··· MATERIAL FOR THIS EXERCISE ···
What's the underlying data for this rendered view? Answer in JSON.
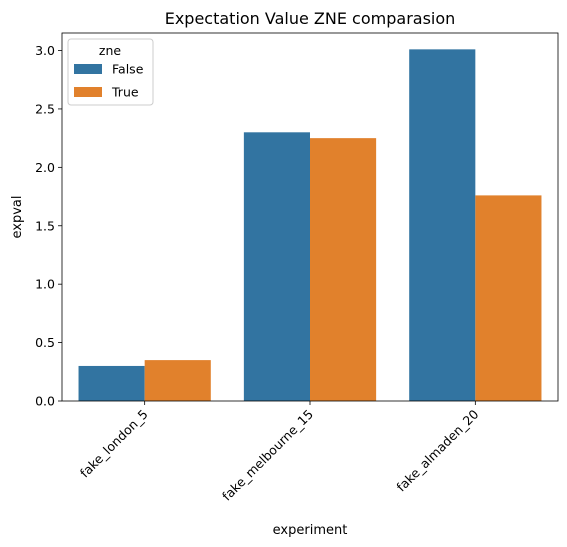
{
  "chart_data": {
    "type": "bar",
    "title": "Expectation Value ZNE comparasion",
    "xlabel": "experiment",
    "ylabel": "expval",
    "categories": [
      "fake_london_5",
      "fake_melbourne_15",
      "fake_almaden_20"
    ],
    "series": [
      {
        "name": "False",
        "color": "#3274a1",
        "values": [
          0.3,
          2.3,
          3.01
        ]
      },
      {
        "name": "True",
        "color": "#e1812c",
        "values": [
          0.35,
          2.25,
          1.76
        ]
      }
    ],
    "ylim": [
      0,
      3.15
    ],
    "yticks": [
      "0.0",
      "0.5",
      "1.0",
      "1.5",
      "2.0",
      "2.5",
      "3.0"
    ],
    "legend": {
      "title": "zne",
      "position": "top-left"
    },
    "grid": false
  }
}
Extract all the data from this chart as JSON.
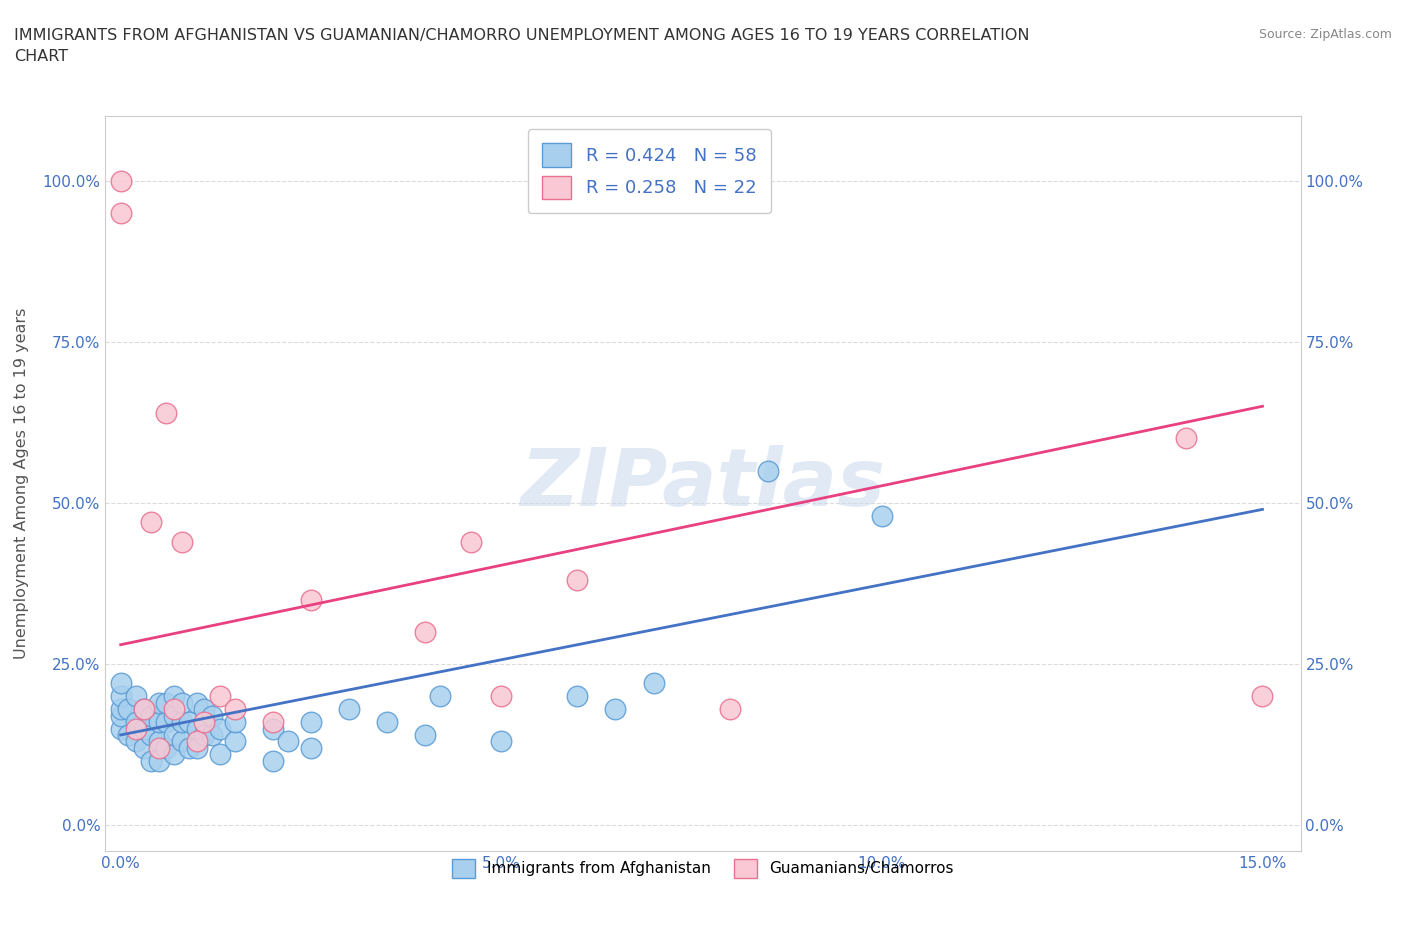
{
  "title": "IMMIGRANTS FROM AFGHANISTAN VS GUAMANIAN/CHAMORRO UNEMPLOYMENT AMONG AGES 16 TO 19 YEARS CORRELATION\nCHART",
  "source": "Source: ZipAtlas.com",
  "ylabel": "Unemployment Among Ages 16 to 19 years",
  "x_ticks": [
    0.0,
    0.05,
    0.1,
    0.15
  ],
  "x_tick_labels": [
    "0.0%",
    "5.0%",
    "10.0%",
    "15.0%"
  ],
  "y_ticks": [
    0.0,
    0.25,
    0.5,
    0.75,
    1.0
  ],
  "y_tick_labels": [
    "0.0%",
    "25.0%",
    "50.0%",
    "75.0%",
    "100.0%"
  ],
  "blue_color": "#A8D0EE",
  "blue_edge_color": "#5B9BD5",
  "pink_color": "#F9C8D4",
  "pink_edge_color": "#E87090",
  "blue_line_color": "#4472C4",
  "pink_line_color": "#E84080",
  "R_blue": 0.424,
  "N_blue": 58,
  "R_pink": 0.258,
  "N_pink": 22,
  "legend_label_blue": "Immigrants from Afghanistan",
  "legend_label_pink": "Guamanians/Chamorros",
  "watermark": "ZIPatlas",
  "blue_x": [
    0.0,
    0.0,
    0.0,
    0.0,
    0.0,
    0.001,
    0.001,
    0.002,
    0.002,
    0.002,
    0.003,
    0.003,
    0.003,
    0.004,
    0.004,
    0.004,
    0.005,
    0.005,
    0.005,
    0.005,
    0.006,
    0.006,
    0.006,
    0.007,
    0.007,
    0.007,
    0.007,
    0.008,
    0.008,
    0.008,
    0.009,
    0.009,
    0.01,
    0.01,
    0.01,
    0.011,
    0.011,
    0.012,
    0.012,
    0.013,
    0.013,
    0.015,
    0.015,
    0.02,
    0.02,
    0.022,
    0.025,
    0.025,
    0.03,
    0.035,
    0.04,
    0.042,
    0.05,
    0.06,
    0.065,
    0.07,
    0.085,
    0.1
  ],
  "blue_y": [
    0.15,
    0.17,
    0.18,
    0.2,
    0.22,
    0.14,
    0.18,
    0.13,
    0.16,
    0.2,
    0.12,
    0.15,
    0.18,
    0.1,
    0.14,
    0.17,
    0.1,
    0.13,
    0.16,
    0.19,
    0.12,
    0.16,
    0.19,
    0.11,
    0.14,
    0.17,
    0.2,
    0.13,
    0.16,
    0.19,
    0.12,
    0.16,
    0.12,
    0.15,
    0.19,
    0.14,
    0.18,
    0.14,
    0.17,
    0.11,
    0.15,
    0.13,
    0.16,
    0.1,
    0.15,
    0.13,
    0.12,
    0.16,
    0.18,
    0.16,
    0.14,
    0.2,
    0.13,
    0.2,
    0.18,
    0.22,
    0.55,
    0.48
  ],
  "pink_x": [
    0.0,
    0.0,
    0.002,
    0.003,
    0.004,
    0.005,
    0.006,
    0.007,
    0.008,
    0.01,
    0.011,
    0.013,
    0.015,
    0.02,
    0.025,
    0.04,
    0.046,
    0.05,
    0.06,
    0.08,
    0.14,
    0.15
  ],
  "pink_y": [
    0.95,
    1.0,
    0.15,
    0.18,
    0.47,
    0.12,
    0.64,
    0.18,
    0.44,
    0.13,
    0.16,
    0.2,
    0.18,
    0.16,
    0.35,
    0.3,
    0.44,
    0.2,
    0.38,
    0.18,
    0.6,
    0.2
  ],
  "blue_line_x": [
    0.0,
    0.15
  ],
  "blue_line_y": [
    0.14,
    0.49
  ],
  "pink_line_x": [
    0.0,
    0.15
  ],
  "pink_line_y": [
    0.28,
    0.65
  ]
}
···
Transcribe all of the entries word for word, but skip any pictures they contain.

What's the underlying data for this rendered view? Answer in JSON.
{
  "chart_data": {
    "type": "bar",
    "title": "Expectation Value ZNE comparasion",
    "xlabel": "experiment",
    "ylabel": "expval",
    "categories": [
      "fake_london_5",
      "fake_melbourne_15",
      "fake_almaden_20"
    ],
    "series": [
      {
        "name": "False",
        "color": "#3274a1",
        "values": [
          0.3,
          2.3,
          3.01
        ]
      },
      {
        "name": "True",
        "color": "#e1812c",
        "values": [
          0.35,
          2.25,
          1.76
        ]
      }
    ],
    "ylim": [
      0,
      3.15
    ],
    "yticks": [
      "0.0",
      "0.5",
      "1.0",
      "1.5",
      "2.0",
      "2.5",
      "3.0"
    ],
    "legend": {
      "title": "zne",
      "position": "top-left"
    },
    "grid": false
  }
}
Extract all the data from this chart as JSON.
{
  "title": "IMMIGRANTS FROM AFGHANISTAN VS GUAMANIAN/CHAMORRO UNEMPLOYMENT AMONG AGES 16 TO 19 YEARS CORRELATION\nCHART",
  "source": "Source: ZipAtlas.com",
  "ylabel": "Unemployment Among Ages 16 to 19 years",
  "x_ticks": [
    0.0,
    0.05,
    0.1,
    0.15
  ],
  "x_tick_labels": [
    "0.0%",
    "5.0%",
    "10.0%",
    "15.0%"
  ],
  "y_ticks": [
    0.0,
    0.25,
    0.5,
    0.75,
    1.0
  ],
  "y_tick_labels": [
    "0.0%",
    "25.0%",
    "50.0%",
    "75.0%",
    "100.0%"
  ],
  "blue_color": "#A8D0EE",
  "blue_edge_color": "#5B9BD5",
  "pink_color": "#F9C8D4",
  "pink_edge_color": "#E87090",
  "blue_line_color": "#4472C4",
  "pink_line_color": "#E84080",
  "R_blue": 0.424,
  "N_blue": 58,
  "R_pink": 0.258,
  "N_pink": 22,
  "legend_label_blue": "Immigrants from Afghanistan",
  "legend_label_pink": "Guamanians/Chamorros",
  "watermark": "ZIPatlas",
  "blue_x": [
    0.0,
    0.0,
    0.0,
    0.0,
    0.0,
    0.001,
    0.001,
    0.002,
    0.002,
    0.002,
    0.003,
    0.003,
    0.003,
    0.004,
    0.004,
    0.004,
    0.005,
    0.005,
    0.005,
    0.005,
    0.006,
    0.006,
    0.006,
    0.007,
    0.007,
    0.007,
    0.007,
    0.008,
    0.008,
    0.008,
    0.009,
    0.009,
    0.01,
    0.01,
    0.01,
    0.011,
    0.011,
    0.012,
    0.012,
    0.013,
    0.013,
    0.015,
    0.015,
    0.02,
    0.02,
    0.022,
    0.025,
    0.025,
    0.03,
    0.035,
    0.04,
    0.042,
    0.05,
    0.06,
    0.065,
    0.07,
    0.085,
    0.1
  ],
  "blue_y": [
    0.15,
    0.17,
    0.18,
    0.2,
    0.22,
    0.14,
    0.18,
    0.13,
    0.16,
    0.2,
    0.12,
    0.15,
    0.18,
    0.1,
    0.14,
    0.17,
    0.1,
    0.13,
    0.16,
    0.19,
    0.12,
    0.16,
    0.19,
    0.11,
    0.14,
    0.17,
    0.2,
    0.13,
    0.16,
    0.19,
    0.12,
    0.16,
    0.12,
    0.15,
    0.19,
    0.14,
    0.18,
    0.14,
    0.17,
    0.11,
    0.15,
    0.13,
    0.16,
    0.1,
    0.15,
    0.13,
    0.12,
    0.16,
    0.18,
    0.16,
    0.14,
    0.2,
    0.13,
    0.2,
    0.18,
    0.22,
    0.55,
    0.48
  ],
  "pink_x": [
    0.0,
    0.0,
    0.002,
    0.003,
    0.004,
    0.005,
    0.006,
    0.007,
    0.008,
    0.01,
    0.011,
    0.013,
    0.015,
    0.02,
    0.025,
    0.04,
    0.046,
    0.05,
    0.06,
    0.08,
    0.14,
    0.15
  ],
  "pink_y": [
    0.95,
    1.0,
    0.15,
    0.18,
    0.47,
    0.12,
    0.64,
    0.18,
    0.44,
    0.13,
    0.16,
    0.2,
    0.18,
    0.16,
    0.35,
    0.3,
    0.44,
    0.2,
    0.38,
    0.18,
    0.6,
    0.2
  ],
  "blue_line_x": [
    0.0,
    0.15
  ],
  "blue_line_y": [
    0.14,
    0.49
  ],
  "pink_line_x": [
    0.0,
    0.15
  ],
  "pink_line_y": [
    0.28,
    0.65
  ]
}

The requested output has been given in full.